■ Exercise requirements:
Pull out every line below containing the word "Theorie".

■ Records shown:
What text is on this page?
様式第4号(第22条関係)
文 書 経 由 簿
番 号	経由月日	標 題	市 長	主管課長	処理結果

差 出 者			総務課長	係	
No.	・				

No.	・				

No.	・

--

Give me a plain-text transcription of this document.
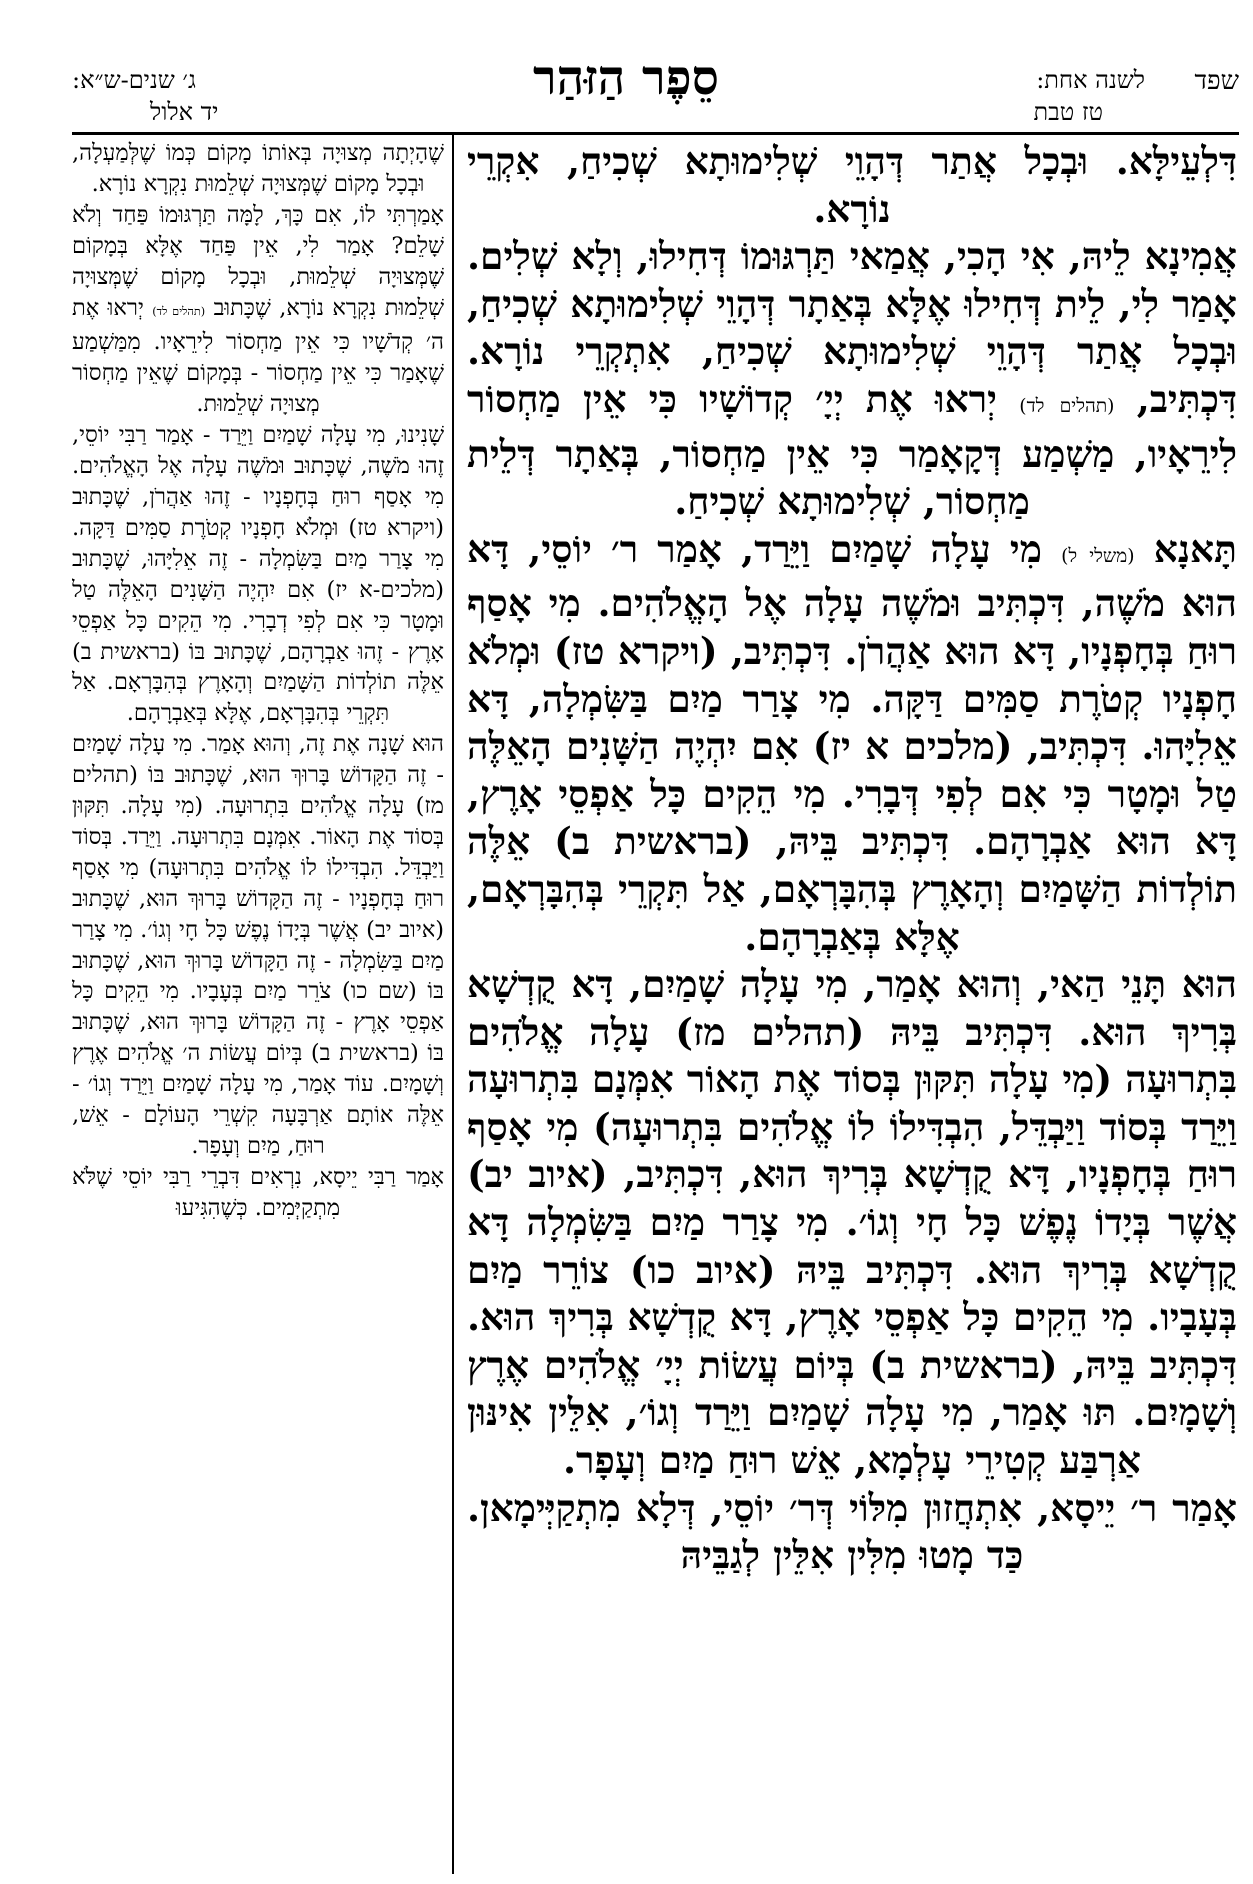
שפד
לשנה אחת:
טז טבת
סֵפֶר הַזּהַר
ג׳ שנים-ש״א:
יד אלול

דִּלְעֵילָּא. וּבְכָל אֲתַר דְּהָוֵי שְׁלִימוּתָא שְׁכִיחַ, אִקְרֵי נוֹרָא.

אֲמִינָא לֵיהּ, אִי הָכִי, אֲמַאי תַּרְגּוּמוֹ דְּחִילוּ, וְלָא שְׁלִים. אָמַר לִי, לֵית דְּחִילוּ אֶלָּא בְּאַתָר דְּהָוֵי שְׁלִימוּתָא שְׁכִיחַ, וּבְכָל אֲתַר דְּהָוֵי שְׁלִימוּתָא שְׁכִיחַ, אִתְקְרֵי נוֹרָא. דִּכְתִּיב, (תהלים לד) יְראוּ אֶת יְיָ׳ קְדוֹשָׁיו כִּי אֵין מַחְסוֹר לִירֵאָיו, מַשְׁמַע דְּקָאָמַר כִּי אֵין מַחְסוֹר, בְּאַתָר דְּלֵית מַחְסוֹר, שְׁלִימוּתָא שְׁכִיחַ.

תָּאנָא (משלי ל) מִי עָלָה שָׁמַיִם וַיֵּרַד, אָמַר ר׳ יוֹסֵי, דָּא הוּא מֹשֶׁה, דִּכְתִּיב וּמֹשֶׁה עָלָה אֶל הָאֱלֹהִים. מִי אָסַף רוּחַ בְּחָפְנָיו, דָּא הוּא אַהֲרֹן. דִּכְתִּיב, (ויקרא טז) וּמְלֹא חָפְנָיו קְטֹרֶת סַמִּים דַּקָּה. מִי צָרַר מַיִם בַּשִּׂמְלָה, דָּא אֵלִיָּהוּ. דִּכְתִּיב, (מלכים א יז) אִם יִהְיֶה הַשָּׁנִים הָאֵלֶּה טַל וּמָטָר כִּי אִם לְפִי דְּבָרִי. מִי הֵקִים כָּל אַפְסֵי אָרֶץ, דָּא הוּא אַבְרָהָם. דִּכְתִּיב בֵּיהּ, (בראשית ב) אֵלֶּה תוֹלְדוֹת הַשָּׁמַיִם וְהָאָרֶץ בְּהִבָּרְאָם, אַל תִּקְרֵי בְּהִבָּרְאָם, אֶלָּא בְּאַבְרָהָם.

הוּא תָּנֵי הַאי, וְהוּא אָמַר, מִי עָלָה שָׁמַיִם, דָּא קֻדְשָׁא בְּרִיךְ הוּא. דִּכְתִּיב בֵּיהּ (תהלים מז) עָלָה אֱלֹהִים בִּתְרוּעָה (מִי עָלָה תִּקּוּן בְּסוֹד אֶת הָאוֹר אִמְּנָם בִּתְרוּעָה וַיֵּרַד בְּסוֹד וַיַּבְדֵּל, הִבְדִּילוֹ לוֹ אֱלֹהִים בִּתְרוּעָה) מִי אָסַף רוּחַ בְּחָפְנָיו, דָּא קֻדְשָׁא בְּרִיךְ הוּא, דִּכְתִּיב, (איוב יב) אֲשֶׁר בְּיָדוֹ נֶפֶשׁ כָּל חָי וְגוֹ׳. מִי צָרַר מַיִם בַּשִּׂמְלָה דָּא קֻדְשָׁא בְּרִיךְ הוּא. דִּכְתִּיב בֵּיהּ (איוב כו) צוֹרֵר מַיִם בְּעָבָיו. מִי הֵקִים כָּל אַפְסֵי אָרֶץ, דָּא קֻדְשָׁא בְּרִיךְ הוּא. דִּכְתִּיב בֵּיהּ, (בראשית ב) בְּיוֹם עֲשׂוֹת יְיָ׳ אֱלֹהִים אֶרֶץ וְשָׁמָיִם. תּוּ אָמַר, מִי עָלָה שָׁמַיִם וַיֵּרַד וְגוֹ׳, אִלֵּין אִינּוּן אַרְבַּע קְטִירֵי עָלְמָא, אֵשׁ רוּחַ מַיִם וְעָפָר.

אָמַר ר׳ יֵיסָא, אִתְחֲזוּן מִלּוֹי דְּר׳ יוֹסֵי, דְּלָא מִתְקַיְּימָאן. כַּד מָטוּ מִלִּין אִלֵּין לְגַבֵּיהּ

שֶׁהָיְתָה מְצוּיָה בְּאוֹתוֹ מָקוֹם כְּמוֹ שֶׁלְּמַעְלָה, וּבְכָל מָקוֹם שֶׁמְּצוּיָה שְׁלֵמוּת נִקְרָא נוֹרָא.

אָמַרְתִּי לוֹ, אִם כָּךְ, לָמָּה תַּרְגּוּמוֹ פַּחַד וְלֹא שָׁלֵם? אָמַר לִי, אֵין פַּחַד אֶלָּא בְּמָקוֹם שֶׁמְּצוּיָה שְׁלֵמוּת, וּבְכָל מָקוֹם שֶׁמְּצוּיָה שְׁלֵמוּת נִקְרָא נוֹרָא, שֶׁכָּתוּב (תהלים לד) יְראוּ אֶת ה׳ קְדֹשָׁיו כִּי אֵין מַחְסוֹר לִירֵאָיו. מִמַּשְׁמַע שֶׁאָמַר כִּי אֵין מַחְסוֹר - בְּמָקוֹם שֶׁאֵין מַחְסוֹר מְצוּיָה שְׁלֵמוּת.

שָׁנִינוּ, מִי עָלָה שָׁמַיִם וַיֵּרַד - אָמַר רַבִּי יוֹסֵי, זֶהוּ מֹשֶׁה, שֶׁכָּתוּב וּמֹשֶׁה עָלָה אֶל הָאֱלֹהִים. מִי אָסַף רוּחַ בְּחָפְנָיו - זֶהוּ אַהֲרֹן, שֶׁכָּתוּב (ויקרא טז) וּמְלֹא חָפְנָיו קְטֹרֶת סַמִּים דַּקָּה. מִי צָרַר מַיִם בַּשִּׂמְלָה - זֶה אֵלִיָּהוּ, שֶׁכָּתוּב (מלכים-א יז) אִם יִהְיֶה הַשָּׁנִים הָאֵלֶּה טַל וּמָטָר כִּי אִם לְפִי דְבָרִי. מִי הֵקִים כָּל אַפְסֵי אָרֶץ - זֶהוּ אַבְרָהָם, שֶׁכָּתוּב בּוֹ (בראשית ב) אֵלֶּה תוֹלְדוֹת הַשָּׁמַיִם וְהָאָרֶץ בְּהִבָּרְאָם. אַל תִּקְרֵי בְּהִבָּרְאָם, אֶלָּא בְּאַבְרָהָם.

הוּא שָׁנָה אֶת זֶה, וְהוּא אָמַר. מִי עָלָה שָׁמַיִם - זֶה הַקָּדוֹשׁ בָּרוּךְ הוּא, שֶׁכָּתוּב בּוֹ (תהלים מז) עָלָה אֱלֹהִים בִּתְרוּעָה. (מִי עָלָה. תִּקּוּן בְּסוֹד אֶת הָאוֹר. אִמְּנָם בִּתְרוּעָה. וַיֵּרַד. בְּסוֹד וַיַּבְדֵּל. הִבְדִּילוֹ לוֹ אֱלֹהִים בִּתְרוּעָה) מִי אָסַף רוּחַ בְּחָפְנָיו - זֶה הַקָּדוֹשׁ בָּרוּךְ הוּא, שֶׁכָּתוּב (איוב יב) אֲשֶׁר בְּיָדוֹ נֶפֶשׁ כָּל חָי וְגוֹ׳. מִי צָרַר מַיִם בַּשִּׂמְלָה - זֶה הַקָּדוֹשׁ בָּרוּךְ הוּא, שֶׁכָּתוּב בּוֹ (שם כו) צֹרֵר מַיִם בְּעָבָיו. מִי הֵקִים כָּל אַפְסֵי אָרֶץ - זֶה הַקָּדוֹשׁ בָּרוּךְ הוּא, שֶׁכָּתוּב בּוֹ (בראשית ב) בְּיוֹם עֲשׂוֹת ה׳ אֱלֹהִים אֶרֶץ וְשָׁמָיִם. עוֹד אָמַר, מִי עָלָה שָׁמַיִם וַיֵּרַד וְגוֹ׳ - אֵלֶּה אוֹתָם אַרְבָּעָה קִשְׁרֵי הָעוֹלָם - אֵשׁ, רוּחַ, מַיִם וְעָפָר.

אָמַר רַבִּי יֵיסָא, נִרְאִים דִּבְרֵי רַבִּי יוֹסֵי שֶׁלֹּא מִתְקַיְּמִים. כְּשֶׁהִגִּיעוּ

---

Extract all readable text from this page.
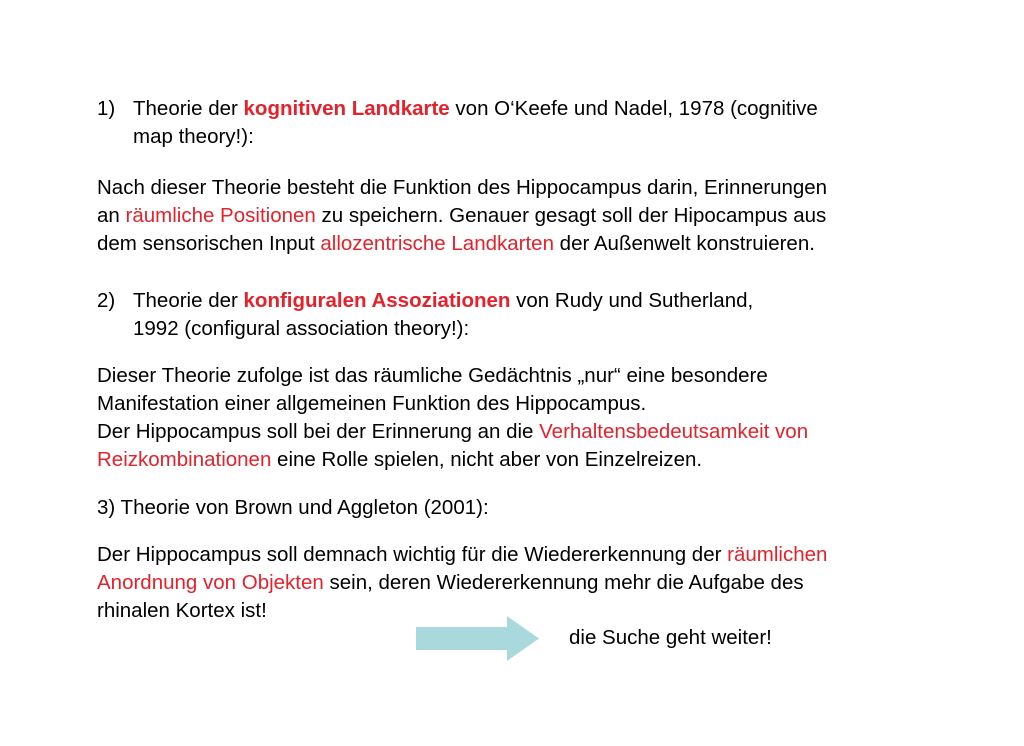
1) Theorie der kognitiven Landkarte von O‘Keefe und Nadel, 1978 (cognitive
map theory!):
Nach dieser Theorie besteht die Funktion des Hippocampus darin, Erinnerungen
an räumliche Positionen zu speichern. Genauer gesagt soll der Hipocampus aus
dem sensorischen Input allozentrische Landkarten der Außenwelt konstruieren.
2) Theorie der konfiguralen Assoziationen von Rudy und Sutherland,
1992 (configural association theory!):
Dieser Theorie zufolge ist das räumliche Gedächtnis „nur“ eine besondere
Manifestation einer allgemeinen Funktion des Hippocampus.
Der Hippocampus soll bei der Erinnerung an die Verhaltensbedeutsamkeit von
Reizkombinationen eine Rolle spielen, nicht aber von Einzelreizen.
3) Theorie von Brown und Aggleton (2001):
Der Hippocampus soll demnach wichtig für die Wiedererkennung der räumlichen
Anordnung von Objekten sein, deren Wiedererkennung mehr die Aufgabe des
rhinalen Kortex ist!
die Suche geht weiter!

■ Task output:
1) Theorie der kognitiven Landkarte von O‘Keefe und Nadel, 1978 (cognitive
Nach dieser Theorie besteht die Funktion des Hippocampus darin, Erinnerungen
2) Theorie der konfiguralen Assoziationen von Rudy und Sutherland,
Dieser Theorie zufolge ist das räumliche Gedächtnis „nur“ eine besondere
3) Theorie von Brown und Aggleton (2001):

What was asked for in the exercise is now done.